** start Task material **
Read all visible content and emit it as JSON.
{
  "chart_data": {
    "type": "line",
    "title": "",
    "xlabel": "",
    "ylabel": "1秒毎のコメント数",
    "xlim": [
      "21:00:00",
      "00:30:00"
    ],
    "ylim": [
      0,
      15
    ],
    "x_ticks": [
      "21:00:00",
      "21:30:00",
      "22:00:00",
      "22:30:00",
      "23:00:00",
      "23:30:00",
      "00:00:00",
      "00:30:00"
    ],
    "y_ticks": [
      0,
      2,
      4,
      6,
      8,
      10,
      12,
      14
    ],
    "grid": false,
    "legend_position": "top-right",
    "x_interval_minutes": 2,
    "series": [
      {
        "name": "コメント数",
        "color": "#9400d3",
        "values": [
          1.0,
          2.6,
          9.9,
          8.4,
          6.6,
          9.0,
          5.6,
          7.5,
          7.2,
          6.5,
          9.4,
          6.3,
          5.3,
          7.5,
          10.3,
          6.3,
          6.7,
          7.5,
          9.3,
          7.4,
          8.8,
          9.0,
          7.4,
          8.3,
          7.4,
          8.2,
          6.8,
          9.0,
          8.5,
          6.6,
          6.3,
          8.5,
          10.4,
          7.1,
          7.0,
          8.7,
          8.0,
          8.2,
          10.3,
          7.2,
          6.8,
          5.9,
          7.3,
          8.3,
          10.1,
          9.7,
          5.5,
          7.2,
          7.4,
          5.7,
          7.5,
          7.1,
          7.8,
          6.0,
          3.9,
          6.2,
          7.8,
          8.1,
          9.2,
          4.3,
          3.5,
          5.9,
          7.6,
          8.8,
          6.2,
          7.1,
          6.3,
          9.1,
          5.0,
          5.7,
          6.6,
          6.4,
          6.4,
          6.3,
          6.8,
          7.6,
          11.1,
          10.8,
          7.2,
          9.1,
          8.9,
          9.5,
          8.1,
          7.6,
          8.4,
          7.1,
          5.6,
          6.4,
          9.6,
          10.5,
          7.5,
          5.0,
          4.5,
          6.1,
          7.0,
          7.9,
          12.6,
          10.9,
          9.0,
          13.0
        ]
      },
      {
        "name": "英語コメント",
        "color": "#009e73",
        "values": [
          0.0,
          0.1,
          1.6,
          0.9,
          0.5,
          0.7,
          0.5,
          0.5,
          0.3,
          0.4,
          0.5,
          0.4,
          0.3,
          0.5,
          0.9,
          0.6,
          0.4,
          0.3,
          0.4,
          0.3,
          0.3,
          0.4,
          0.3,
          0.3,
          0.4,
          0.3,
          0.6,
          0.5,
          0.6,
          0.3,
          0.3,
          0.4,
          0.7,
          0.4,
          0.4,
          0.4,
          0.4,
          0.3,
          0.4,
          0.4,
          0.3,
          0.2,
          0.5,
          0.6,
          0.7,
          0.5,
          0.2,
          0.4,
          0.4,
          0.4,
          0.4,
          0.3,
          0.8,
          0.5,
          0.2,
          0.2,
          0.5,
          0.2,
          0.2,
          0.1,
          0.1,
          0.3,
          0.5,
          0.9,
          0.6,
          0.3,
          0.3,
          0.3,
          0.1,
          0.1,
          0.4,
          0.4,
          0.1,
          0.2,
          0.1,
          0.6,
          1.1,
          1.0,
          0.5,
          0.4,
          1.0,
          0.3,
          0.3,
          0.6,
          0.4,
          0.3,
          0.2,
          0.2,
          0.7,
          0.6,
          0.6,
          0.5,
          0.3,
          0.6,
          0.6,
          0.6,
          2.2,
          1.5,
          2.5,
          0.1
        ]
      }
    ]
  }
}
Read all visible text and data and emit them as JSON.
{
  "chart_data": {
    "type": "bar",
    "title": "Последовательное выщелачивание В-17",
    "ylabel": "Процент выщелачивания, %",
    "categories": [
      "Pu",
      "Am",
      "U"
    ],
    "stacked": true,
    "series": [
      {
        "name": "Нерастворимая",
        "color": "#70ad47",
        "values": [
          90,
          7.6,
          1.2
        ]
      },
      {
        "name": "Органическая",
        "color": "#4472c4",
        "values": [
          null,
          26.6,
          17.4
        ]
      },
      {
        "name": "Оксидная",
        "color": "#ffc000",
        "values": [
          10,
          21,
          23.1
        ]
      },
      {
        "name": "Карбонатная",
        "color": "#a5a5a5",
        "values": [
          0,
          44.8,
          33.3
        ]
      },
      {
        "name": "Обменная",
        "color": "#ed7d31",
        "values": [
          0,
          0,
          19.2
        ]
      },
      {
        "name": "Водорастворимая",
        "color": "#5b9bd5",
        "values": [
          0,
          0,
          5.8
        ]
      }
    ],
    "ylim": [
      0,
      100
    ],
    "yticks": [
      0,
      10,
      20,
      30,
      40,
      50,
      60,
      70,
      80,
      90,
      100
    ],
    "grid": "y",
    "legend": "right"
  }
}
** end Task material **
Exercise directions
Please output every record, keeping each line exact.

Solution to this exercise
Read all visible content and emit it as JSON.
{
  "chart_data": {
    "type": "line",
    "title": "",
    "xlabel": "",
    "ylabel": "1秒毎のコメント数",
    "xlim": [
      "21:00:00",
      "00:30:00"
    ],
    "ylim": [
      0,
      15
    ],
    "x_ticks": [
      "21:00:00",
      "21:30:00",
      "22:00:00",
      "22:30:00",
      "23:00:00",
      "23:30:00",
      "00:00:00",
      "00:30:00"
    ],
    "y_ticks": [
      0,
      2,
      4,
      6,
      8,
      10,
      12,
      14
    ],
    "grid": false,
    "legend_position": "top-right",
    "x_interval_minutes": 2,
    "series": [
      {
        "name": "コメント数",
        "color": "#9400d3",
        "values": [
          1.0,
          2.6,
          9.9,
          8.4,
          6.6,
          9.0,
          5.6,
          7.5,
          7.2,
          6.5,
          9.4,
          6.3,
          5.3,
          7.5,
          10.3,
          6.3,
          6.7,
          7.5,
          9.3,
          7.4,
          8.8,
          9.0,
          7.4,
          8.3,
          7.4,
          8.2,
          6.8,
          9.0,
          8.5,
          6.6,
          6.3,
          8.5,
          10.4,
          7.1,
          7.0,
          8.7,
          8.0,
          8.2,
          10.3,
          7.2,
          6.8,
          5.9,
          7.3,
          8.3,
          10.1,
          9.7,
          5.5,
          7.2,
          7.4,
          5.7,
          7.5,
          7.1,
          7.8,
          6.0,
          3.9,
          6.2,
          7.8,
          8.1,
          9.2,
          4.3,
          3.5,
          5.9,
          7.6,
          8.8,
          6.2,
          7.1,
          6.3,
          9.1,
          5.0,
          5.7,
          6.6,
          6.4,
          6.4,
          6.3,
          6.8,
          7.6,
          11.1,
          10.8,
          7.2,
          9.1,
          8.9,
          9.5,
          8.1,
          7.6,
          8.4,
          7.1,
          5.6,
          6.4,
          9.6,
          10.5,
          7.5,
          5.0,
          4.5,
          6.1,
          7.0,
          7.9,
          12.6,
          10.9,
          9.0,
          13.0
        ]
      },
      {
        "name": "英語コメント",
        "color": "#009e73",
        "values": [
          0.0,
          0.1,
          1.6,
          0.9,
          0.5,
          0.7,
          0.5,
          0.5,
          0.3,
          0.4,
          0.5,
          0.4,
          0.3,
          0.5,
          0.9,
          0.6,
          0.4,
          0.3,
          0.4,
          0.3,
          0.3,
          0.4,
          0.3,
          0.3,
          0.4,
          0.3,
          0.6,
          0.5,
          0.6,
          0.3,
          0.3,
          0.4,
          0.7,
          0.4,
          0.4,
          0.4,
          0.4,
          0.3,
          0.4,
          0.4,
          0.3,
          0.2,
          0.5,
          0.6,
          0.7,
          0.5,
          0.2,
          0.4,
          0.4,
          0.4,
          0.4,
          0.3,
          0.8,
          0.5,
          0.2,
          0.2,
          0.5,
          0.2,
          0.2,
          0.1,
          0.1,
          0.3,
          0.5,
          0.9,
          0.6,
          0.3,
          0.3,
          0.3,
          0.1,
          0.1,
          0.4,
          0.4,
          0.1,
          0.2,
          0.1,
          0.6,
          1.1,
          1.0,
          0.5,
          0.4,
          1.0,
          0.3,
          0.3,
          0.6,
          0.4,
          0.3,
          0.2,
          0.2,
          0.7,
          0.6,
          0.6,
          0.5,
          0.3,
          0.6,
          0.6,
          0.6,
          2.2,
          1.5,
          2.5,
          0.1
        ]
      }
    ]
  }
}
Read all visible text and data and emit them as JSON.
{
  "chart_data": {
    "type": "bar",
    "title": "Последовательное выщелачивание В-17",
    "ylabel": "Процент выщелачивания, %",
    "categories": [
      "Pu",
      "Am",
      "U"
    ],
    "stacked": true,
    "series": [
      {
        "name": "Нерастворимая",
        "color": "#70ad47",
        "values": [
          90,
          7.6,
          1.2
        ]
      },
      {
        "name": "Органическая",
        "color": "#4472c4",
        "values": [
          null,
          26.6,
          17.4
        ]
      },
      {
        "name": "Оксидная",
        "color": "#ffc000",
        "values": [
          10,
          21,
          23.1
        ]
      },
      {
        "name": "Карбонатная",
        "color": "#a5a5a5",
        "values": [
          0,
          44.8,
          33.3
        ]
      },
      {
        "name": "Обменная",
        "color": "#ed7d31",
        "values": [
          0,
          0,
          19.2
        ]
      },
      {
        "name": "Водорастворимая",
        "color": "#5b9bd5",
        "values": [
          0,
          0,
          5.8
        ]
      }
    ],
    "ylim": [
      0,
      100
    ],
    "yticks": [
      0,
      10,
      20,
      30,
      40,
      50,
      60,
      70,
      80,
      90,
      100
    ],
    "grid": "y",
    "legend": "right"
  }
}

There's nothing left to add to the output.